• **Written task**: Copy out the data below as written; omit any images.

>> Start Input data

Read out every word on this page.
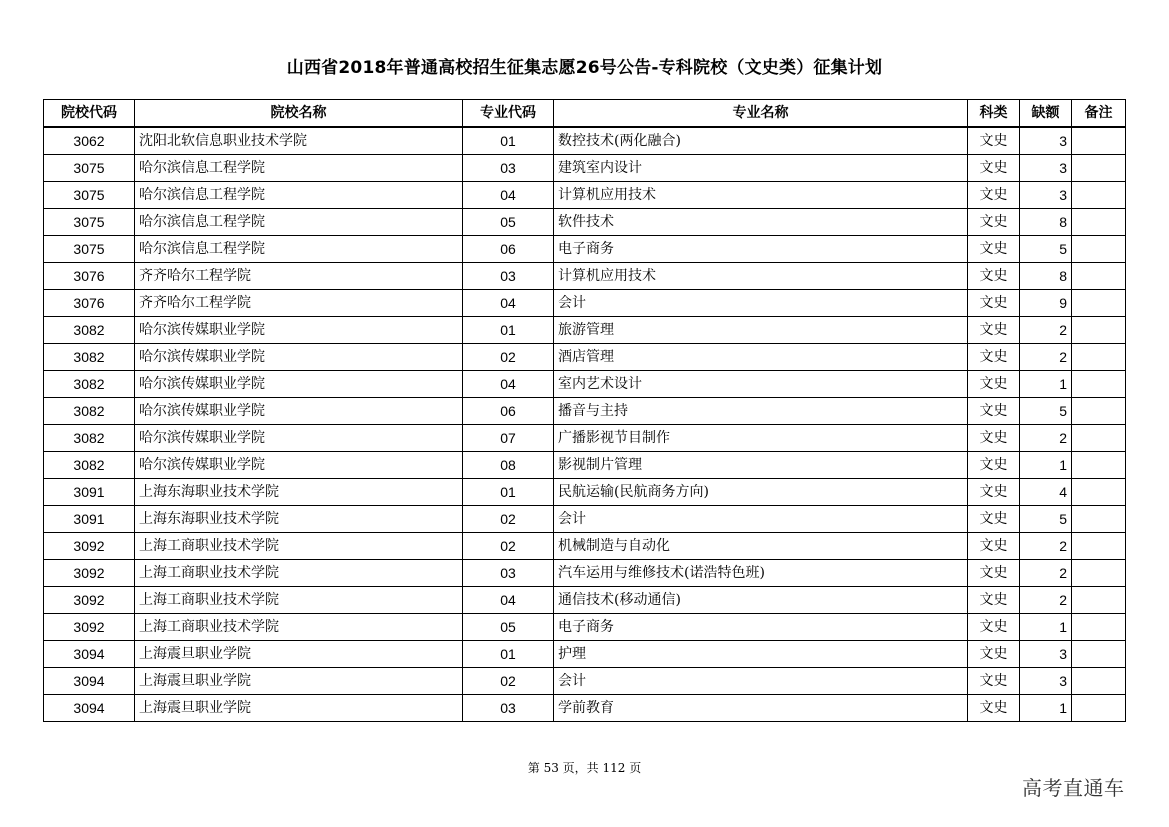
山西省2018年普通高校招生征集志愿26号公告-专科院校（文史类）征集计划
院校代码	院校名称	专业代码	专业名称	科类	缺额	备注
3062	沈阳北软信息职业技术学院	01	数控技术(两化融合)	文史	3	
3075	哈尔滨信息工程学院	03	建筑室内设计	文史	3	
3075	哈尔滨信息工程学院	04	计算机应用技术	文史	3	
3075	哈尔滨信息工程学院	05	软件技术	文史	8	
3075	哈尔滨信息工程学院	06	电子商务	文史	5	
3076	齐齐哈尔工程学院	03	计算机应用技术	文史	8	
3076	齐齐哈尔工程学院	04	会计	文史	9	
3082	哈尔滨传媒职业学院	01	旅游管理	文史	2	
3082	哈尔滨传媒职业学院	02	酒店管理	文史	2	
3082	哈尔滨传媒职业学院	04	室内艺术设计	文史	1	
3082	哈尔滨传媒职业学院	06	播音与主持	文史	5	
3082	哈尔滨传媒职业学院	07	广播影视节目制作	文史	2	
3082	哈尔滨传媒职业学院	08	影视制片管理	文史	1	
3091	上海东海职业技术学院	01	民航运输(民航商务方向)	文史	4	
3091	上海东海职业技术学院	02	会计	文史	5	
3092	上海工商职业技术学院	02	机械制造与自动化	文史	2	
3092	上海工商职业技术学院	03	汽车运用与维修技术(诺浩特色班)	文史	2	
3092	上海工商职业技术学院	04	通信技术(移动通信)	文史	2	
3092	上海工商职业技术学院	05	电子商务	文史	1	
3094	上海震旦职业学院	01	护理	文史	3	
3094	上海震旦职业学院	02	会计	文史	3	
3094	上海震旦职业学院	03	学前教育	文史	1	
第 53 页，共 112 页
高考直通车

>> End Input data

• **Answer for this exercise**:
Read out every word on this page.
山西省2018年普通高校招生征集志愿26号公告-专科院校（文史类）征集计划
院校代码	院校名称	专业代码	专业名称	科类	缺额	备注
3062	沈阳北软信息职业技术学院	01	数控技术(两化融合)	文史	3	
3075	哈尔滨信息工程学院	03	建筑室内设计	文史	3	
3075	哈尔滨信息工程学院	04	计算机应用技术	文史	3	
3075	哈尔滨信息工程学院	05	软件技术	文史	8	
3075	哈尔滨信息工程学院	06	电子商务	文史	5	
3076	齐齐哈尔工程学院	03	计算机应用技术	文史	8	
3076	齐齐哈尔工程学院	04	会计	文史	9	
3082	哈尔滨传媒职业学院	01	旅游管理	文史	2	
3082	哈尔滨传媒职业学院	02	酒店管理	文史	2	
3082	哈尔滨传媒职业学院	04	室内艺术设计	文史	1	
3082	哈尔滨传媒职业学院	06	播音与主持	文史	5	
3082	哈尔滨传媒职业学院	07	广播影视节目制作	文史	2	
3082	哈尔滨传媒职业学院	08	影视制片管理	文史	1	
3091	上海东海职业技术学院	01	民航运输(民航商务方向)	文史	4	
3091	上海东海职业技术学院	02	会计	文史	5	
3092	上海工商职业技术学院	02	机械制造与自动化	文史	2	
3092	上海工商职业技术学院	03	汽车运用与维修技术(诺浩特色班)	文史	2	
3092	上海工商职业技术学院	04	通信技术(移动通信)	文史	2	
3092	上海工商职业技术学院	05	电子商务	文史	1	
3094	上海震旦职业学院	01	护理	文史	3	
3094	上海震旦职业学院	02	会计	文史	3	
3094	上海震旦职业学院	03	学前教育	文史	1	
第 53 页，共 112 页
高考直通车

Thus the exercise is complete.